### Saved data entries
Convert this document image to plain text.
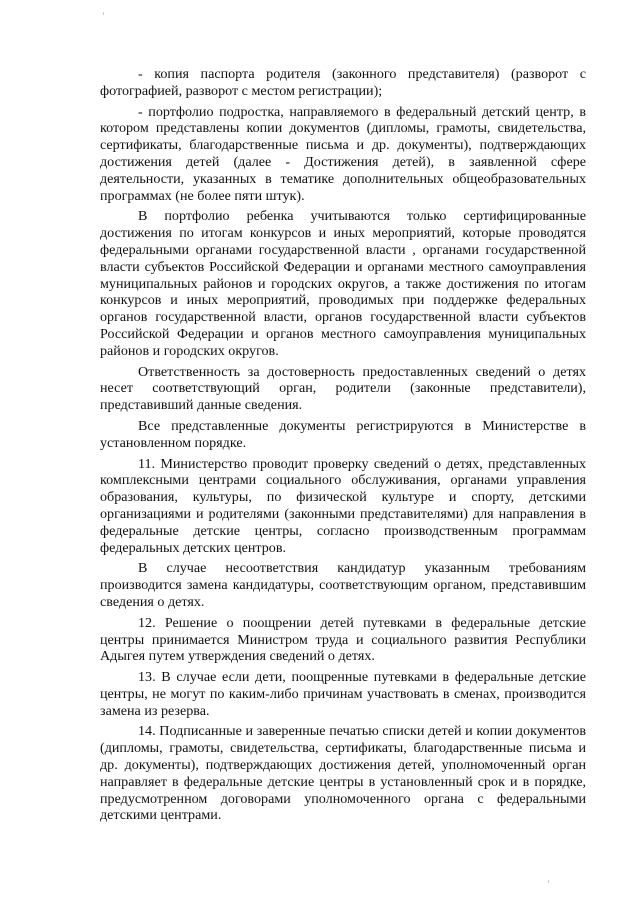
- копия паспорта родителя (законного представителя) (разворот с фотографией, разворот с местом регистрации);

- портфолио подростка, направляемого в федеральный детский центр, в котором представлены копии документов (дипломы, грамоты, свидетельства, сертификаты, благодарственные письма и др. документы), подтверждающих достижения детей (далее - Достижения детей), в заявленной сфере деятельности, указанных в тематике дополнительных общеобразовательных программах (не более пяти штук).

В портфолио ребенка учитываются только сертифицированные достижения по итогам конкурсов и иных мероприятий, которые проводятся федеральными органами государственной власти , органами государственной власти субъектов Российской Федерации и органами местного самоуправления муниципальных районов и городских округов, а также достижения по итогам конкурсов и иных мероприятий, проводимых при поддержке федеральных органов государственной власти, органов государственной власти субъектов Российской Федерации и органов местного самоуправления муниципальных районов и городских округов.

Ответственность за достоверность предоставленных сведений о детях несет соответствующий орган, родители (законные представители), представивший данные сведения.

Все представленные документы регистрируются в Министерстве в установленном порядке.

11. Министерство проводит проверку сведений о детях, представленных комплексными центрами социального обслуживания, органами управления образования, культуры, по физической культуре и спорту, детскими организациями и родителями (законными представителями) для направления в федеральные детские центры, согласно производственным программам федеральных детских центров.

В случае несоответствия кандидатур указанным требованиям производится замена кандидатуры, соответствующим органом, представившим сведения о детях.

12. Решение о поощрении детей путевками в федеральные детские центры принимается Министром труда и социального развития Республики Адыгея путем утверждения сведений о детях.

13. В случае если дети, поощренные путевками в федеральные детские центры, не могут по каким-либо причинам участвовать в сменах, производится замена из резерва.

14. Подписанные и заверенные печатью списки детей и копии документов (дипломы, грамоты, свидетельства, сертификаты, благодарственные письма и др. документы), подтверждающих достижения детей, уполномоченный орган направляет в федеральные детские центры в установленный срок и в порядке, предусмотренном договорами уполномоченного органа с федеральными детскими центрами.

### Set problem
For the listing above, identify each line bearing "портфолио".

### Expected answer
- портфолио подростка, направляемого в федеральный детский центр, в котором представлены копии документов (дипломы, грамоты, свидетельства, сертификаты, благодарственные письма и др. документы), подтверждающих достижения детей (далее - Достижения детей), в заявленной сфере деятельности, указанных в тематике дополнительных общеобразовательных программах (не более пяти штук).
В портфолио ребенка учитываются только сертифицированные достижения по итогам конкурсов и иных мероприятий, которые проводятся федеральными органами государственной власти , органами государственной власти субъектов Российской Федерации и органами местного самоуправления муниципальных районов и городских округов, а также достижения по итогам конкурсов и иных мероприятий, проводимых при поддержке федеральных органов государственной власти, органов государственной власти субъектов Российской Федерации и органов местного самоуправления муниципальных районов и городских округов.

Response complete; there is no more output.